▸ TASK INSTRUCTIONS: Please transcribe the listing below in full and word for word, without its pictures.

▸ DATA IN THIS EXERCISE:
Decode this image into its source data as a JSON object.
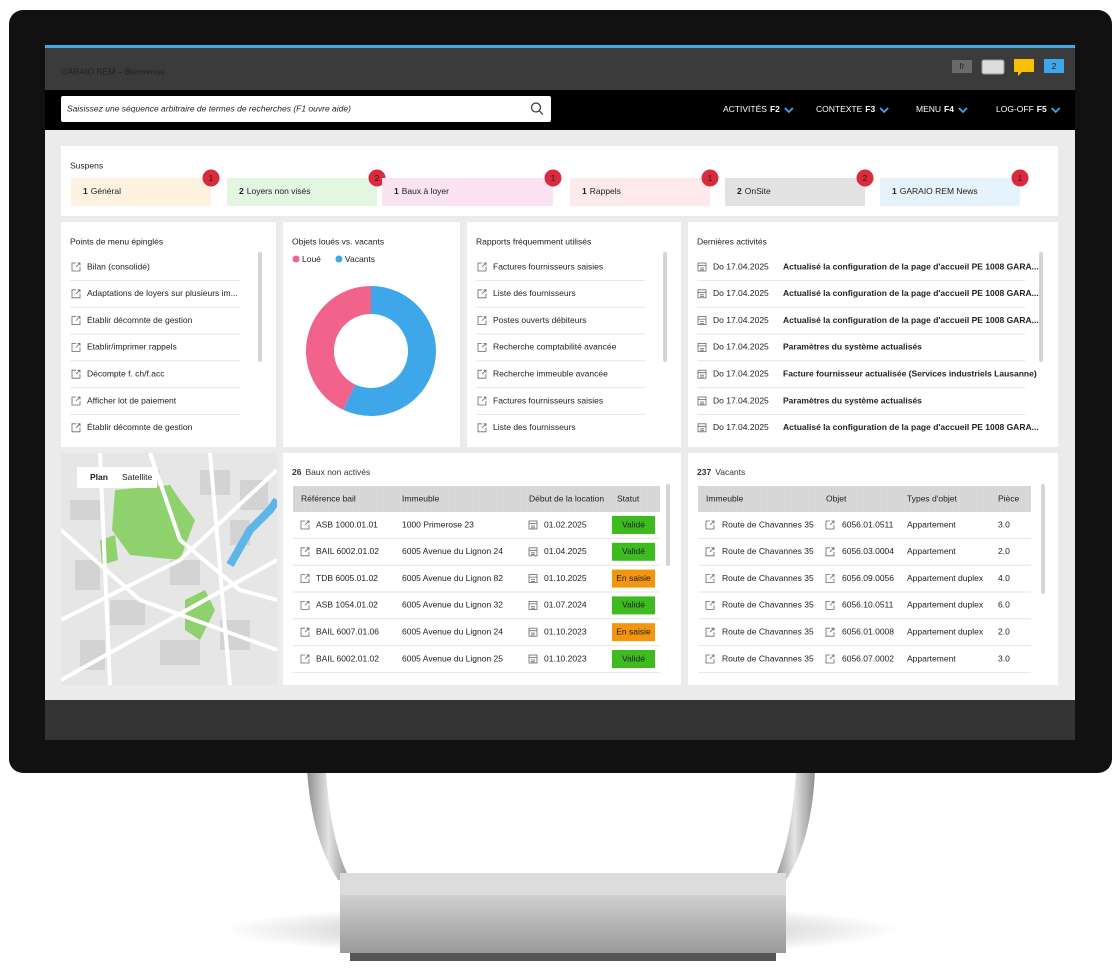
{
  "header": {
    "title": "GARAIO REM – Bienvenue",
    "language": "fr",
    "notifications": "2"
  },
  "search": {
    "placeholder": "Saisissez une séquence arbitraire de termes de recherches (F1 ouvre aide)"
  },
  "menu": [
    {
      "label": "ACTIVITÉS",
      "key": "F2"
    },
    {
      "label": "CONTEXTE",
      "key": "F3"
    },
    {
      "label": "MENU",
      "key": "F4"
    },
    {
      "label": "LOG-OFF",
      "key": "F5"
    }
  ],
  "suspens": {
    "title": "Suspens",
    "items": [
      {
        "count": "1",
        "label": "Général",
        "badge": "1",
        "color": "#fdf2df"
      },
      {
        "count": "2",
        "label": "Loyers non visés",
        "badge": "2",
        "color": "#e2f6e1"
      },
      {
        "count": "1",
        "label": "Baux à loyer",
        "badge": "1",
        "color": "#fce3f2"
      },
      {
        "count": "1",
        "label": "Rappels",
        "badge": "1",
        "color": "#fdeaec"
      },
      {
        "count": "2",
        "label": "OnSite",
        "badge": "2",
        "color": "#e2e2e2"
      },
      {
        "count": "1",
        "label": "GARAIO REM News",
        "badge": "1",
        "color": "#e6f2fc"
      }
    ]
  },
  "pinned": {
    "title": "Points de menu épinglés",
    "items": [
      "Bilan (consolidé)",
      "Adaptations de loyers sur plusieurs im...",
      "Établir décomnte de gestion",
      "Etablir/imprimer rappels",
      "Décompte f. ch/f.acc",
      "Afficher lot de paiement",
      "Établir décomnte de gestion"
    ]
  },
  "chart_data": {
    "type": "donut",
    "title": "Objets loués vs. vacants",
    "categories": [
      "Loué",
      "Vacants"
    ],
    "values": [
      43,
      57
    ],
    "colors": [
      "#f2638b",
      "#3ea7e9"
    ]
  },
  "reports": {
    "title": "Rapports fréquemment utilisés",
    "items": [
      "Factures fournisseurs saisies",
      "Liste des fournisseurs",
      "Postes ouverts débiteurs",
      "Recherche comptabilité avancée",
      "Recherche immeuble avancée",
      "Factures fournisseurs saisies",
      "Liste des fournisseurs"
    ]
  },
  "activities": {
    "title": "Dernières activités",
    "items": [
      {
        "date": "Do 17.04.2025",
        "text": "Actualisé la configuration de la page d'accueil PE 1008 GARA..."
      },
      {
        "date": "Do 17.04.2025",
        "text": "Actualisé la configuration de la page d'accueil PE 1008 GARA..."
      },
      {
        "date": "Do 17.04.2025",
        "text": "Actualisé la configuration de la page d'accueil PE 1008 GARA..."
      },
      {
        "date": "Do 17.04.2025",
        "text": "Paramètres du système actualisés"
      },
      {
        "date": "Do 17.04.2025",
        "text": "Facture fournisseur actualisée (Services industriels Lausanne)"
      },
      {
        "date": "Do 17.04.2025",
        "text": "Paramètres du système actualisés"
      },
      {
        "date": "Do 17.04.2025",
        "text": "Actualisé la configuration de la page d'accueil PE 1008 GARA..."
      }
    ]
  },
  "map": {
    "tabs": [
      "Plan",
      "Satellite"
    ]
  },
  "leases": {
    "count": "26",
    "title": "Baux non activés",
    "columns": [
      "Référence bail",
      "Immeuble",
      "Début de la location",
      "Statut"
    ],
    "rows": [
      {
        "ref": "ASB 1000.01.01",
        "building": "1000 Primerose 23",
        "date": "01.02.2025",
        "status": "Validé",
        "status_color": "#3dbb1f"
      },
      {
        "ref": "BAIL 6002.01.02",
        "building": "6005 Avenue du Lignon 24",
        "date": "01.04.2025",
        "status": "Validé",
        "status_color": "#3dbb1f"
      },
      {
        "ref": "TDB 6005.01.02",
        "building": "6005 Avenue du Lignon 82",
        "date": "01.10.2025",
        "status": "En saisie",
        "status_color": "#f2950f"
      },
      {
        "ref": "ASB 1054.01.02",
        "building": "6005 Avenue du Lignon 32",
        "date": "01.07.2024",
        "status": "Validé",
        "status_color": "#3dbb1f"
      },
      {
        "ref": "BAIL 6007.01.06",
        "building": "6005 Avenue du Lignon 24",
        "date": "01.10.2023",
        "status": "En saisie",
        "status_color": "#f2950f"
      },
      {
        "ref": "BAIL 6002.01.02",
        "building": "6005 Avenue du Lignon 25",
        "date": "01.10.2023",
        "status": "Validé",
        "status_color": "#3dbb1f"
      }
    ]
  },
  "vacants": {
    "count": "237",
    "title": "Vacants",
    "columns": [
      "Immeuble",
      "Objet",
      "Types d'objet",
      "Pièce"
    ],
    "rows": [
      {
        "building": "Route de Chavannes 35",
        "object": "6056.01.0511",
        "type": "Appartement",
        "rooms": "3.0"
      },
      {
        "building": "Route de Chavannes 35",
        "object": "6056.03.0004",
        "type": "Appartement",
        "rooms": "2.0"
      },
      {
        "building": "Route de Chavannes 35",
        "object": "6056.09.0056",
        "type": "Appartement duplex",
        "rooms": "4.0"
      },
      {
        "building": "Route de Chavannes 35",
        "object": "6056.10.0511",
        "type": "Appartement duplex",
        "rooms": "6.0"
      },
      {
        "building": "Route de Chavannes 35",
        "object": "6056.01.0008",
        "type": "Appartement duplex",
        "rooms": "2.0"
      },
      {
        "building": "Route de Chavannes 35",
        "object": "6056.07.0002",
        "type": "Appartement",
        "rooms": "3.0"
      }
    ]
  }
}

▸ RIGHT ANSWER:
Decode this image into its source data as a JSON object.
{
  "header": {
    "title": "GARAIO REM – Bienvenue",
    "language": "fr",
    "notifications": "2"
  },
  "search": {
    "placeholder": "Saisissez une séquence arbitraire de termes de recherches (F1 ouvre aide)"
  },
  "menu": [
    {
      "label": "ACTIVITÉS",
      "key": "F2"
    },
    {
      "label": "CONTEXTE",
      "key": "F3"
    },
    {
      "label": "MENU",
      "key": "F4"
    },
    {
      "label": "LOG-OFF",
      "key": "F5"
    }
  ],
  "suspens": {
    "title": "Suspens",
    "items": [
      {
        "count": "1",
        "label": "Général",
        "badge": "1",
        "color": "#fdf2df"
      },
      {
        "count": "2",
        "label": "Loyers non visés",
        "badge": "2",
        "color": "#e2f6e1"
      },
      {
        "count": "1",
        "label": "Baux à loyer",
        "badge": "1",
        "color": "#fce3f2"
      },
      {
        "count": "1",
        "label": "Rappels",
        "badge": "1",
        "color": "#fdeaec"
      },
      {
        "count": "2",
        "label": "OnSite",
        "badge": "2",
        "color": "#e2e2e2"
      },
      {
        "count": "1",
        "label": "GARAIO REM News",
        "badge": "1",
        "color": "#e6f2fc"
      }
    ]
  },
  "pinned": {
    "title": "Points de menu épinglés",
    "items": [
      "Bilan (consolidé)",
      "Adaptations de loyers sur plusieurs im...",
      "Établir décomnte de gestion",
      "Etablir/imprimer rappels",
      "Décompte f. ch/f.acc",
      "Afficher lot de paiement",
      "Établir décomnte de gestion"
    ]
  },
  "chart_data": {
    "type": "donut",
    "title": "Objets loués vs. vacants",
    "categories": [
      "Loué",
      "Vacants"
    ],
    "values": [
      43,
      57
    ],
    "colors": [
      "#f2638b",
      "#3ea7e9"
    ]
  },
  "reports": {
    "title": "Rapports fréquemment utilisés",
    "items": [
      "Factures fournisseurs saisies",
      "Liste des fournisseurs",
      "Postes ouverts débiteurs",
      "Recherche comptabilité avancée",
      "Recherche immeuble avancée",
      "Factures fournisseurs saisies",
      "Liste des fournisseurs"
    ]
  },
  "activities": {
    "title": "Dernières activités",
    "items": [
      {
        "date": "Do 17.04.2025",
        "text": "Actualisé la configuration de la page d'accueil PE 1008 GARA..."
      },
      {
        "date": "Do 17.04.2025",
        "text": "Actualisé la configuration de la page d'accueil PE 1008 GARA..."
      },
      {
        "date": "Do 17.04.2025",
        "text": "Actualisé la configuration de la page d'accueil PE 1008 GARA..."
      },
      {
        "date": "Do 17.04.2025",
        "text": "Paramètres du système actualisés"
      },
      {
        "date": "Do 17.04.2025",
        "text": "Facture fournisseur actualisée (Services industriels Lausanne)"
      },
      {
        "date": "Do 17.04.2025",
        "text": "Paramètres du système actualisés"
      },
      {
        "date": "Do 17.04.2025",
        "text": "Actualisé la configuration de la page d'accueil PE 1008 GARA..."
      }
    ]
  },
  "map": {
    "tabs": [
      "Plan",
      "Satellite"
    ]
  },
  "leases": {
    "count": "26",
    "title": "Baux non activés",
    "columns": [
      "Référence bail",
      "Immeuble",
      "Début de la location",
      "Statut"
    ],
    "rows": [
      {
        "ref": "ASB 1000.01.01",
        "building": "1000 Primerose 23",
        "date": "01.02.2025",
        "status": "Validé",
        "status_color": "#3dbb1f"
      },
      {
        "ref": "BAIL 6002.01.02",
        "building": "6005 Avenue du Lignon 24",
        "date": "01.04.2025",
        "status": "Validé",
        "status_color": "#3dbb1f"
      },
      {
        "ref": "TDB 6005.01.02",
        "building": "6005 Avenue du Lignon 82",
        "date": "01.10.2025",
        "status": "En saisie",
        "status_color": "#f2950f"
      },
      {
        "ref": "ASB 1054.01.02",
        "building": "6005 Avenue du Lignon 32",
        "date": "01.07.2024",
        "status": "Validé",
        "status_color": "#3dbb1f"
      },
      {
        "ref": "BAIL 6007.01.06",
        "building": "6005 Avenue du Lignon 24",
        "date": "01.10.2023",
        "status": "En saisie",
        "status_color": "#f2950f"
      },
      {
        "ref": "BAIL 6002.01.02",
        "building": "6005 Avenue du Lignon 25",
        "date": "01.10.2023",
        "status": "Validé",
        "status_color": "#3dbb1f"
      }
    ]
  },
  "vacants": {
    "count": "237",
    "title": "Vacants",
    "columns": [
      "Immeuble",
      "Objet",
      "Types d'objet",
      "Pièce"
    ],
    "rows": [
      {
        "building": "Route de Chavannes 35",
        "object": "6056.01.0511",
        "type": "Appartement",
        "rooms": "3.0"
      },
      {
        "building": "Route de Chavannes 35",
        "object": "6056.03.0004",
        "type": "Appartement",
        "rooms": "2.0"
      },
      {
        "building": "Route de Chavannes 35",
        "object": "6056.09.0056",
        "type": "Appartement duplex",
        "rooms": "4.0"
      },
      {
        "building": "Route de Chavannes 35",
        "object": "6056.10.0511",
        "type": "Appartement duplex",
        "rooms": "6.0"
      },
      {
        "building": "Route de Chavannes 35",
        "object": "6056.01.0008",
        "type": "Appartement duplex",
        "rooms": "2.0"
      },
      {
        "building": "Route de Chavannes 35",
        "object": "6056.07.0002",
        "type": "Appartement",
        "rooms": "3.0"
      }
    ]
  }
}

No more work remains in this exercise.